## Extracted data
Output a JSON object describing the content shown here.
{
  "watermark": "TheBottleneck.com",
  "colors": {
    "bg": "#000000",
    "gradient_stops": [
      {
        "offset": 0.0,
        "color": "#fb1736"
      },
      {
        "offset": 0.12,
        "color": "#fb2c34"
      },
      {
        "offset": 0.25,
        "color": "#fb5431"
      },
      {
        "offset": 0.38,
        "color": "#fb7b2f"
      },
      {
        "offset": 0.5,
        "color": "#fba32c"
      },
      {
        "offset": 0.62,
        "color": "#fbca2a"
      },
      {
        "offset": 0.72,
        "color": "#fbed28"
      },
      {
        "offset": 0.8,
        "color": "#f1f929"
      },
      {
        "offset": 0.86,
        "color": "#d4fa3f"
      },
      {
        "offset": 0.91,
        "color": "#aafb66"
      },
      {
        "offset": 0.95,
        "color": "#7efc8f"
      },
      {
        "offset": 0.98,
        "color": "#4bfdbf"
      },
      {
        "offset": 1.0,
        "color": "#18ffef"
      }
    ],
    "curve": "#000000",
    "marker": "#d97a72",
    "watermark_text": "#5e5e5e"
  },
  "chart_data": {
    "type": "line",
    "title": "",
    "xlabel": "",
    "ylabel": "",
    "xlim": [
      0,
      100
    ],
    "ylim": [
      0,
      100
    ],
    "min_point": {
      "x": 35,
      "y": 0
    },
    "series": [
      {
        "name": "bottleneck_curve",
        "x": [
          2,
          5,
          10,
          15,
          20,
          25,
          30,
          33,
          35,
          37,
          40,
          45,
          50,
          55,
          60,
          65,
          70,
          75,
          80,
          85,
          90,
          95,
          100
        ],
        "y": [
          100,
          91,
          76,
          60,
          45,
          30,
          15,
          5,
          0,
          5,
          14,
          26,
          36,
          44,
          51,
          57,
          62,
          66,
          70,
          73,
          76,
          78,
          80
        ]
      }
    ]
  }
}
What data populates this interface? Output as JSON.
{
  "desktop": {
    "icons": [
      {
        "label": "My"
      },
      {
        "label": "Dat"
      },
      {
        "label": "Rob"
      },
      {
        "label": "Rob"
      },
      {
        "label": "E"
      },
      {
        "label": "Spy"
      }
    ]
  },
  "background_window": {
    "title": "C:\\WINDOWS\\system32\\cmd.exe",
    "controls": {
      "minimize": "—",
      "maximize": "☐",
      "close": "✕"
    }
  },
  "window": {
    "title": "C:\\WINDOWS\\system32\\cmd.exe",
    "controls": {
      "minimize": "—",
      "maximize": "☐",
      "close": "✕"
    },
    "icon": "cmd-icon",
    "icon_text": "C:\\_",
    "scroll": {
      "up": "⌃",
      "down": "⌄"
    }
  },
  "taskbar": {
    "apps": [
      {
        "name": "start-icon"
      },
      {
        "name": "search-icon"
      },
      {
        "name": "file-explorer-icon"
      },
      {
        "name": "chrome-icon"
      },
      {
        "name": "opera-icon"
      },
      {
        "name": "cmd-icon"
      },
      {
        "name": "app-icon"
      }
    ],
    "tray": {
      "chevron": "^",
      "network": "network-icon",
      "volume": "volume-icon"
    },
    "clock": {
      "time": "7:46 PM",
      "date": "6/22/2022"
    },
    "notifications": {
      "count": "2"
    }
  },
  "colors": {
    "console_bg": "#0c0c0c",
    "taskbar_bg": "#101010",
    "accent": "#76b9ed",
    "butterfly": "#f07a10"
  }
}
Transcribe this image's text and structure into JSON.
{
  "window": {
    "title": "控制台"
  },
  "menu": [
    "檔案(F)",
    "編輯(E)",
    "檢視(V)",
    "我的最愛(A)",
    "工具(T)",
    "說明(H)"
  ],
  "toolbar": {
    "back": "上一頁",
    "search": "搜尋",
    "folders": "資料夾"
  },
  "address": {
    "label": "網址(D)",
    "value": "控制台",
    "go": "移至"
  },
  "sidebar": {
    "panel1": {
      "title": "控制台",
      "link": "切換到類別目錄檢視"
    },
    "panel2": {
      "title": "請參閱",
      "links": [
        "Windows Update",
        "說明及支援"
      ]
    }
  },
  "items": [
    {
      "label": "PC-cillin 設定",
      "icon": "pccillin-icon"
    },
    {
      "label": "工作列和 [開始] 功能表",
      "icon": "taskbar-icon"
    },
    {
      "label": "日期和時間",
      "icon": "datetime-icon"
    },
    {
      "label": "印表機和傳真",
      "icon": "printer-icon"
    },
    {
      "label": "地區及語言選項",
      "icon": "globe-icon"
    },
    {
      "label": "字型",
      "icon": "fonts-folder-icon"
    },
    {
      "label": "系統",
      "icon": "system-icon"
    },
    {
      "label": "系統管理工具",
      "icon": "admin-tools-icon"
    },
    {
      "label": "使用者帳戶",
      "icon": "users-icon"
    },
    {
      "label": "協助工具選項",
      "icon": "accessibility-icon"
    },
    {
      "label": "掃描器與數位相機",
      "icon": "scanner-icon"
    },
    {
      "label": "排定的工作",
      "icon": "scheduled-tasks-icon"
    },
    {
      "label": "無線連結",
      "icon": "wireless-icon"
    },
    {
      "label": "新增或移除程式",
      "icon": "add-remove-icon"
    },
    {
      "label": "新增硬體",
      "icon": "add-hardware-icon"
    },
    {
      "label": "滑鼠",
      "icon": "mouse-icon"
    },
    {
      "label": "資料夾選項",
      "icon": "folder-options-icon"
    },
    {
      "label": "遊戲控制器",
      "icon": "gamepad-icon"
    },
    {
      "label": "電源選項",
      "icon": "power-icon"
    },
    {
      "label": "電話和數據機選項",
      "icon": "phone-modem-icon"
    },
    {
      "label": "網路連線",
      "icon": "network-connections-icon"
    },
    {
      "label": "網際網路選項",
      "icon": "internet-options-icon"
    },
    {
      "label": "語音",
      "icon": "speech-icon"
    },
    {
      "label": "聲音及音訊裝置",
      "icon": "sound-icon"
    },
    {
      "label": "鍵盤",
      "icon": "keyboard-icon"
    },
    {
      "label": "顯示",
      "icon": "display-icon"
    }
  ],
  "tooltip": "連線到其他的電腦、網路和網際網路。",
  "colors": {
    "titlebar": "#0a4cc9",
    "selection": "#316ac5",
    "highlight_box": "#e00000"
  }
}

## Aim
Take the lines above and print them exactly.

## Output for this task
Output a JSON object describing the content shown here.
{
  "watermark": "TheBottleneck.com",
  "colors": {
    "bg": "#000000",
    "gradient_stops": [
      {
        "offset": 0.0,
        "color": "#fb1736"
      },
      {
        "offset": 0.12,
        "color": "#fb2c34"
      },
      {
        "offset": 0.25,
        "color": "#fb5431"
      },
      {
        "offset": 0.38,
        "color": "#fb7b2f"
      },
      {
        "offset": 0.5,
        "color": "#fba32c"
      },
      {
        "offset": 0.62,
        "color": "#fbca2a"
      },
      {
        "offset": 0.72,
        "color": "#fbed28"
      },
      {
        "offset": 0.8,
        "color": "#f1f929"
      },
      {
        "offset": 0.86,
        "color": "#d4fa3f"
      },
      {
        "offset": 0.91,
        "color": "#aafb66"
      },
      {
        "offset": 0.95,
        "color": "#7efc8f"
      },
      {
        "offset": 0.98,
        "color": "#4bfdbf"
      },
      {
        "offset": 1.0,
        "color": "#18ffef"
      }
    ],
    "curve": "#000000",
    "marker": "#d97a72",
    "watermark_text": "#5e5e5e"
  },
  "chart_data": {
    "type": "line",
    "title": "",
    "xlabel": "",
    "ylabel": "",
    "xlim": [
      0,
      100
    ],
    "ylim": [
      0,
      100
    ],
    "min_point": {
      "x": 35,
      "y": 0
    },
    "series": [
      {
        "name": "bottleneck_curve",
        "x": [
          2,
          5,
          10,
          15,
          20,
          25,
          30,
          33,
          35,
          37,
          40,
          45,
          50,
          55,
          60,
          65,
          70,
          75,
          80,
          85,
          90,
          95,
          100
        ],
        "y": [
          100,
          91,
          76,
          60,
          45,
          30,
          15,
          5,
          0,
          5,
          14,
          26,
          36,
          44,
          51,
          57,
          62,
          66,
          70,
          73,
          76,
          78,
          80
        ]
      }
    ]
  }
}
What data populates this interface? Output as JSON.
{
  "desktop": {
    "icons": [
      {
        "label": "My"
      },
      {
        "label": "Dat"
      },
      {
        "label": "Rob"
      },
      {
        "label": "Rob"
      },
      {
        "label": "E"
      },
      {
        "label": "Spy"
      }
    ]
  },
  "background_window": {
    "title": "C:\\WINDOWS\\system32\\cmd.exe",
    "controls": {
      "minimize": "—",
      "maximize": "☐",
      "close": "✕"
    }
  },
  "window": {
    "title": "C:\\WINDOWS\\system32\\cmd.exe",
    "controls": {
      "minimize": "—",
      "maximize": "☐",
      "close": "✕"
    },
    "icon": "cmd-icon",
    "icon_text": "C:\\_",
    "scroll": {
      "up": "⌃",
      "down": "⌄"
    }
  },
  "taskbar": {
    "apps": [
      {
        "name": "start-icon"
      },
      {
        "name": "search-icon"
      },
      {
        "name": "file-explorer-icon"
      },
      {
        "name": "chrome-icon"
      },
      {
        "name": "opera-icon"
      },
      {
        "name": "cmd-icon"
      },
      {
        "name": "app-icon"
      }
    ],
    "tray": {
      "chevron": "^",
      "network": "network-icon",
      "volume": "volume-icon"
    },
    "clock": {
      "time": "7:46 PM",
      "date": "6/22/2022"
    },
    "notifications": {
      "count": "2"
    }
  },
  "colors": {
    "console_bg": "#0c0c0c",
    "taskbar_bg": "#101010",
    "accent": "#76b9ed",
    "butterfly": "#f07a10"
  }
}
Transcribe this image's text and structure into JSON.
{
  "window": {
    "title": "控制台"
  },
  "menu": [
    "檔案(F)",
    "編輯(E)",
    "檢視(V)",
    "我的最愛(A)",
    "工具(T)",
    "說明(H)"
  ],
  "toolbar": {
    "back": "上一頁",
    "search": "搜尋",
    "folders": "資料夾"
  },
  "address": {
    "label": "網址(D)",
    "value": "控制台",
    "go": "移至"
  },
  "sidebar": {
    "panel1": {
      "title": "控制台",
      "link": "切換到類別目錄檢視"
    },
    "panel2": {
      "title": "請參閱",
      "links": [
        "Windows Update",
        "說明及支援"
      ]
    }
  },
  "items": [
    {
      "label": "PC-cillin 設定",
      "icon": "pccillin-icon"
    },
    {
      "label": "工作列和 [開始] 功能表",
      "icon": "taskbar-icon"
    },
    {
      "label": "日期和時間",
      "icon": "datetime-icon"
    },
    {
      "label": "印表機和傳真",
      "icon": "printer-icon"
    },
    {
      "label": "地區及語言選項",
      "icon": "globe-icon"
    },
    {
      "label": "字型",
      "icon": "fonts-folder-icon"
    },
    {
      "label": "系統",
      "icon": "system-icon"
    },
    {
      "label": "系統管理工具",
      "icon": "admin-tools-icon"
    },
    {
      "label": "使用者帳戶",
      "icon": "users-icon"
    },
    {
      "label": "協助工具選項",
      "icon": "accessibility-icon"
    },
    {
      "label": "掃描器與數位相機",
      "icon": "scanner-icon"
    },
    {
      "label": "排定的工作",
      "icon": "scheduled-tasks-icon"
    },
    {
      "label": "無線連結",
      "icon": "wireless-icon"
    },
    {
      "label": "新增或移除程式",
      "icon": "add-remove-icon"
    },
    {
      "label": "新增硬體",
      "icon": "add-hardware-icon"
    },
    {
      "label": "滑鼠",
      "icon": "mouse-icon"
    },
    {
      "label": "資料夾選項",
      "icon": "folder-options-icon"
    },
    {
      "label": "遊戲控制器",
      "icon": "gamepad-icon"
    },
    {
      "label": "電源選項",
      "icon": "power-icon"
    },
    {
      "label": "電話和數據機選項",
      "icon": "phone-modem-icon"
    },
    {
      "label": "網路連線",
      "icon": "network-connections-icon"
    },
    {
      "label": "網際網路選項",
      "icon": "internet-options-icon"
    },
    {
      "label": "語音",
      "icon": "speech-icon"
    },
    {
      "label": "聲音及音訊裝置",
      "icon": "sound-icon"
    },
    {
      "label": "鍵盤",
      "icon": "keyboard-icon"
    },
    {
      "label": "顯示",
      "icon": "display-icon"
    }
  ],
  "tooltip": "連線到其他的電腦、網路和網際網路。",
  "colors": {
    "titlebar": "#0a4cc9",
    "selection": "#316ac5",
    "highlight_box": "#e00000"
  }
}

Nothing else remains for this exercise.